#### Instruction
Using the listing below, copy every line that mentions "marginal".

※ ※ ※

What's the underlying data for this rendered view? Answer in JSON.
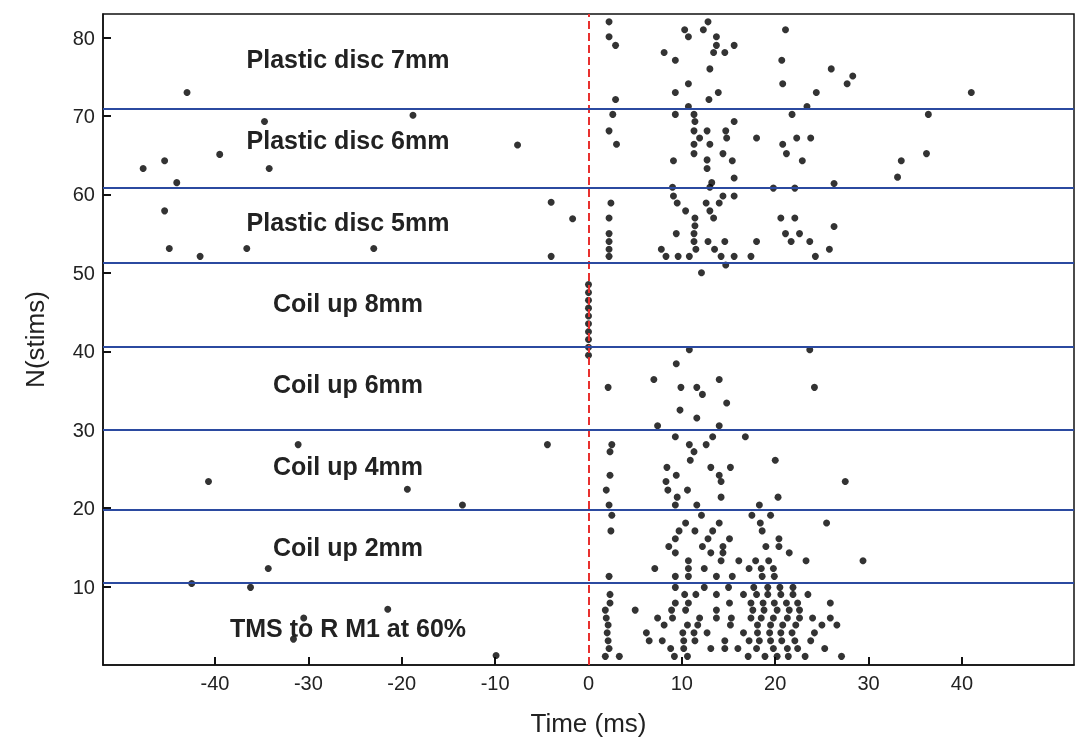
{
  "chart_data": {
    "type": "scatter",
    "xlabel": "Time (ms)",
    "ylabel": "N(stims)",
    "xlim": [
      -52,
      52
    ],
    "xticks": [
      -40,
      -30,
      -20,
      -10,
      0,
      10,
      20,
      30,
      40
    ],
    "ylim": [
      0,
      83
    ],
    "yticks": [
      10,
      20,
      30,
      40,
      50,
      60,
      70,
      80
    ],
    "grid": false,
    "marker": "circle",
    "series": [
      {
        "color": "#000000",
        "x": [
          -31.1,
          -4.4,
          -40.7,
          -19.4,
          -13.5,
          -34.3,
          -42.5,
          -36.2,
          -30.5,
          -21.5,
          -31.6,
          -9.9,
          -43.0,
          -34.7,
          -18.8,
          -7.6,
          -47.7,
          -45.4,
          -39.5,
          -34.2,
          -44.1,
          -45.4,
          -44.9,
          -41.6,
          -36.6,
          -23.0,
          -4.0,
          -4.0,
          -1.7,
          27.7,
          28.3,
          41.0,
          36.4,
          36.2,
          33.5,
          33.1,
          2.2,
          2.2,
          2.9,
          10.3,
          10.7,
          12.3,
          12.8,
          13.7,
          13.7,
          13.4,
          14.6,
          15.6,
          8.1,
          9.3,
          13.0,
          21.1,
          20.7,
          20.8,
          26.0,
          10.7,
          9.3,
          13.9,
          12.9,
          2.9,
          24.4,
          10.7,
          23.4,
          2.6,
          9.3,
          11.3,
          11.4,
          15.6,
          21.8,
          2.2,
          11.3,
          12.7,
          14.7,
          11.9,
          14.8,
          18.0,
          22.3,
          23.8,
          3.0,
          11.3,
          13.0,
          20.8,
          11.3,
          14.4,
          21.2,
          9.1,
          12.7,
          15.4,
          22.9,
          12.7,
          15.6,
          9.0,
          13.0,
          19.8,
          22.1,
          26.3,
          13.2,
          9.1,
          14.4,
          15.6,
          2.4,
          9.5,
          12.6,
          14.0,
          10.4,
          13.0,
          2.2,
          11.4,
          13.4,
          20.6,
          22.1,
          11.4,
          26.3,
          2.2,
          9.4,
          11.3,
          21.1,
          22.6,
          2.2,
          11.3,
          12.8,
          14.6,
          18.0,
          21.7,
          23.7,
          2.2,
          7.8,
          11.5,
          13.5,
          25.8,
          2.2,
          8.3,
          9.6,
          10.8,
          14.2,
          15.6,
          17.4,
          24.3,
          14.7,
          12.1,
          0,
          0,
          0,
          0,
          0,
          0,
          0,
          0,
          0,
          0,
          10.8,
          23.7,
          9.4,
          7.0,
          14.0,
          2.1,
          9.9,
          11.6,
          24.2,
          12.2,
          14.8,
          9.8,
          11.6,
          7.4,
          14.0,
          9.3,
          13.3,
          16.8,
          2.5,
          10.8,
          12.6,
          2.3,
          11.3,
          10.9,
          20.0,
          8.4,
          13.1,
          15.2,
          2.3,
          9.4,
          14.0,
          8.3,
          14.2,
          27.5,
          1.9,
          8.5,
          10.6,
          9.5,
          14.2,
          20.3,
          2.2,
          9.3,
          11.6,
          18.3,
          2.5,
          12.1,
          17.5,
          19.5,
          10.4,
          14.0,
          18.4,
          25.5,
          2.4,
          9.7,
          11.4,
          13.3,
          18.6,
          9.3,
          12.8,
          15.1,
          20.4,
          8.6,
          12.2,
          14.4,
          19.0,
          20.4,
          9.3,
          13.1,
          14.4,
          21.5,
          10.7,
          14.2,
          16.1,
          17.9,
          19.3,
          23.3,
          29.4,
          7.1,
          10.7,
          12.4,
          17.2,
          18.5,
          19.8,
          2.2,
          9.3,
          10.7,
          13.7,
          15.4,
          18.6,
          19.9,
          9.3,
          12.4,
          15.0,
          17.7,
          19.2,
          20.5,
          21.9,
          2.3,
          10.3,
          11.5,
          13.7,
          16.6,
          18.0,
          19.2,
          20.6,
          21.9,
          23.5,
          2.3,
          9.3,
          10.7,
          15.1,
          17.4,
          18.7,
          19.9,
          21.2,
          22.4,
          25.9,
          1.8,
          5.0,
          8.9,
          10.4,
          13.7,
          17.6,
          18.8,
          20.2,
          21.5,
          22.6,
          1.9,
          7.4,
          9.0,
          11.9,
          13.7,
          15.3,
          17.4,
          18.5,
          19.8,
          21.3,
          22.6,
          24.0,
          25.9,
          2.1,
          8.1,
          10.6,
          11.7,
          15.2,
          18.1,
          19.5,
          20.8,
          22.2,
          25.0,
          26.6,
          2.0,
          6.2,
          10.1,
          11.3,
          12.7,
          16.6,
          18.1,
          19.4,
          20.6,
          21.8,
          24.2,
          2.1,
          6.5,
          7.9,
          10.2,
          11.4,
          14.6,
          17.2,
          18.3,
          19.5,
          20.7,
          22.1,
          23.8,
          2.2,
          8.8,
          10.2,
          13.1,
          14.6,
          16.0,
          18.0,
          19.8,
          21.3,
          22.4,
          25.3,
          1.8,
          3.3,
          9.2,
          10.6,
          17.1,
          18.9,
          20.2,
          21.4,
          23.2,
          27.1
        ],
        "values": [
          28.1,
          28.1,
          23.4,
          22.4,
          20.4,
          12.3,
          10.4,
          9.9,
          6.0,
          7.1,
          3.3,
          1.2,
          73,
          69.3,
          70.1,
          66.3,
          63.3,
          64.3,
          65.1,
          63.3,
          61.5,
          57.9,
          53.1,
          52.1,
          53.1,
          53.1,
          59,
          52.1,
          56.9,
          74.1,
          75.1,
          73,
          70.2,
          65.2,
          64.3,
          62.2,
          82,
          80.1,
          79,
          81,
          80.1,
          81,
          82,
          80.1,
          79,
          78.1,
          78.1,
          79,
          78.1,
          77.1,
          76,
          81,
          77.1,
          74.1,
          76,
          74.1,
          73,
          73,
          72.1,
          72.1,
          73,
          71.2,
          71.2,
          70.2,
          70.2,
          70.2,
          69.3,
          69.3,
          70.2,
          68.1,
          68.1,
          68.1,
          68.1,
          67.2,
          67.2,
          67.2,
          67.2,
          67.2,
          66.4,
          66.4,
          66.4,
          66.4,
          65.2,
          65.2,
          65.2,
          64.3,
          64.4,
          64.3,
          64.3,
          63.3,
          62.1,
          60.9,
          60.9,
          60.8,
          60.8,
          61.4,
          61.5,
          59.8,
          59.8,
          59.8,
          58.9,
          58.9,
          58.9,
          58.9,
          57.9,
          57.9,
          57,
          57,
          57,
          57,
          57,
          56,
          55.9,
          55,
          55,
          55,
          55,
          55,
          54,
          54,
          54,
          54,
          54,
          54,
          54,
          53,
          53,
          53,
          53,
          53,
          52.1,
          52.1,
          52.1,
          52.1,
          52.1,
          52.1,
          52.1,
          52.1,
          51,
          50,
          39.5,
          40.5,
          41.5,
          42.5,
          43.5,
          44.5,
          45.5,
          46.5,
          47.5,
          48.5,
          40.2,
          40.2,
          38.4,
          36.4,
          36.4,
          35.4,
          35.4,
          35.4,
          35.4,
          34.5,
          33.4,
          32.5,
          31.5,
          30.5,
          30.5,
          29.1,
          29.1,
          29.1,
          28.1,
          28.1,
          28.1,
          27.2,
          27.2,
          26.1,
          26.1,
          25.2,
          25.2,
          25.2,
          24.2,
          24.2,
          24.2,
          23.4,
          23.4,
          23.4,
          22.3,
          22.3,
          22.3,
          21.4,
          21.4,
          21.4,
          20.4,
          20.4,
          20.4,
          20.4,
          19.1,
          19.1,
          19.1,
          19.1,
          18.1,
          18.1,
          18.1,
          18.1,
          17.1,
          17.1,
          17.1,
          17.1,
          17.1,
          16.1,
          16.1,
          16.1,
          16.1,
          15.1,
          15.1,
          15.1,
          15.1,
          15.1,
          14.3,
          14.3,
          14.3,
          14.3,
          13.3,
          13.3,
          13.3,
          13.3,
          13.3,
          13.3,
          13.3,
          12.3,
          12.3,
          12.3,
          12.3,
          12.3,
          12.3,
          11.3,
          11.3,
          11.3,
          11.3,
          11.3,
          11.3,
          11.3,
          9.9,
          9.9,
          9.9,
          9.9,
          9.9,
          9.9,
          9.9,
          9.0,
          9.0,
          9.0,
          9.0,
          9.0,
          9.0,
          9.0,
          9.0,
          9.0,
          9.0,
          7.9,
          7.9,
          7.9,
          7.9,
          7.9,
          7.9,
          7.9,
          7.9,
          7.9,
          7.9,
          7.0,
          7.0,
          7.0,
          7.0,
          7.0,
          7.0,
          7.0,
          7.0,
          7.0,
          7.0,
          6.0,
          6.0,
          6.0,
          6.0,
          6.0,
          6.0,
          6.0,
          6.0,
          6.0,
          6.0,
          6.0,
          6.0,
          6.0,
          5.1,
          5.1,
          5.1,
          5.1,
          5.1,
          5.1,
          5.1,
          5.1,
          5.1,
          5.1,
          5.1,
          4.1,
          4.1,
          4.1,
          4.1,
          4.1,
          4.1,
          4.1,
          4.1,
          4.1,
          4.1,
          4.1,
          3.1,
          3.1,
          3.1,
          3.1,
          3.1,
          3.1,
          3.1,
          3.1,
          3.1,
          3.1,
          3.1,
          3.1,
          2.1,
          2.1,
          2.1,
          2.1,
          2.1,
          2.1,
          2.1,
          2.1,
          2.1,
          2.1,
          2.1,
          1.1,
          1.1,
          1.1,
          1.1,
          1.1,
          1.1,
          1.1,
          1.1,
          1.1,
          1.1
        ]
      }
    ],
    "ref_lines": [
      {
        "axis": "x",
        "value": 0,
        "color": "#e8312f",
        "line_style": "dashed"
      },
      {
        "axis": "y",
        "value": 10.5,
        "color": "#2b4aa0",
        "line_style": "solid"
      },
      {
        "axis": "y",
        "value": 19.8,
        "color": "#2b4aa0",
        "line_style": "solid"
      },
      {
        "axis": "y",
        "value": 30,
        "color": "#2b4aa0",
        "line_style": "solid"
      },
      {
        "axis": "y",
        "value": 40.6,
        "color": "#2b4aa0",
        "line_style": "solid"
      },
      {
        "axis": "y",
        "value": 51.3,
        "color": "#2b4aa0",
        "line_style": "solid"
      },
      {
        "axis": "y",
        "value": 60.9,
        "color": "#2b4aa0",
        "line_style": "solid"
      },
      {
        "axis": "y",
        "value": 70.9,
        "color": "#2b4aa0",
        "line_style": "solid"
      }
    ],
    "annotations": [
      "Plastic disc 7mm",
      "Plastic disc 6mm",
      "Plastic disc 5mm",
      "Coil up 8mm",
      "Coil up 6mm",
      "Coil up 4mm",
      "Coil up 2mm",
      "TMS to R M1 at 60%"
    ]
  }
}
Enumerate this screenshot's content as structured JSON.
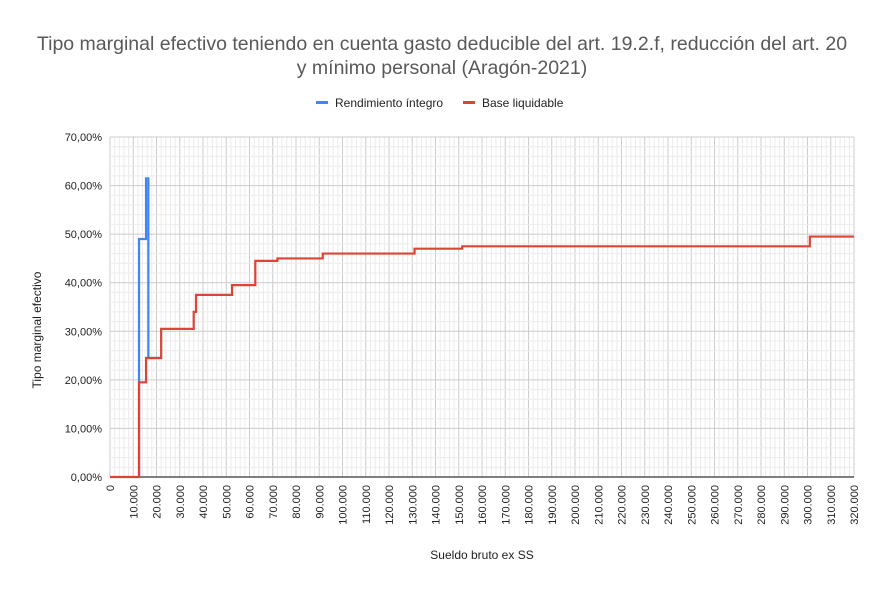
{
  "chart_data": {
    "type": "line",
    "title_line_1": "Tipo marginal efectivo teniendo en cuenta gasto deducible del art. 19.2.f, reducción del art. 20",
    "title_line_2": "y mínimo personal (Aragón-2021)",
    "xlabel": "Sueldo bruto ex SS",
    "ylabel": "Tipo marginal efectivo",
    "xlim": [
      0,
      320000
    ],
    "ylim": [
      0,
      70
    ],
    "x_step": 10000,
    "grid": true,
    "legend_position": "top-center",
    "x_tick_labels": [
      "0",
      "10.000",
      "20.000",
      "30.000",
      "40.000",
      "50.000",
      "60.000",
      "70.000",
      "80.000",
      "90.000",
      "100.000",
      "110.000",
      "120.000",
      "130.000",
      "140.000",
      "150.000",
      "160.000",
      "170.000",
      "180.000",
      "190.000",
      "200.000",
      "210.000",
      "220.000",
      "230.000",
      "240.000",
      "250.000",
      "260.000",
      "270.000",
      "280.000",
      "290.000",
      "300.000",
      "310.000",
      "320.000"
    ],
    "y_tick_labels": [
      "0,00%",
      "10,00%",
      "20,00%",
      "30,00%",
      "40,00%",
      "50,00%",
      "60,00%",
      "70,00%"
    ],
    "y_tick_values": [
      0,
      10,
      20,
      30,
      40,
      50,
      60,
      70
    ],
    "series": [
      {
        "name": "Rendimiento íntegro",
        "color": "#4285f4",
        "points": [
          [
            12500,
            0
          ],
          [
            12500,
            49.0
          ],
          [
            15500,
            49.0
          ],
          [
            15500,
            61.5
          ],
          [
            16500,
            61.5
          ],
          [
            16500,
            24.5
          ],
          [
            22000,
            24.5
          ]
        ]
      },
      {
        "name": "Base liquidable",
        "color": "#db4437",
        "points": [
          [
            0,
            0
          ],
          [
            12500,
            0
          ],
          [
            12500,
            19.5
          ],
          [
            15500,
            19.5
          ],
          [
            15500,
            24.5
          ],
          [
            22000,
            24.5
          ],
          [
            22000,
            30.5
          ],
          [
            36000,
            30.5
          ],
          [
            36000,
            34.0
          ],
          [
            37000,
            34.0
          ],
          [
            37000,
            37.5
          ],
          [
            52500,
            37.5
          ],
          [
            52500,
            39.5
          ],
          [
            62500,
            39.5
          ],
          [
            62500,
            44.5
          ],
          [
            72000,
            44.5
          ],
          [
            72000,
            45.0
          ],
          [
            91500,
            45.0
          ],
          [
            91500,
            46.0
          ],
          [
            131000,
            46.0
          ],
          [
            131000,
            47.0
          ],
          [
            151500,
            47.0
          ],
          [
            151500,
            47.5
          ],
          [
            301000,
            47.5
          ],
          [
            301000,
            49.5
          ],
          [
            320000,
            49.5
          ]
        ]
      }
    ]
  }
}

※ ※ ※

#### Complete answer
    "title_line_1": "Tipo marginal efectivo teniendo en cuenta gasto deducible del art. 19.2.f, reducción del art. 20",
    "ylabel": "Tipo marginal efectivo",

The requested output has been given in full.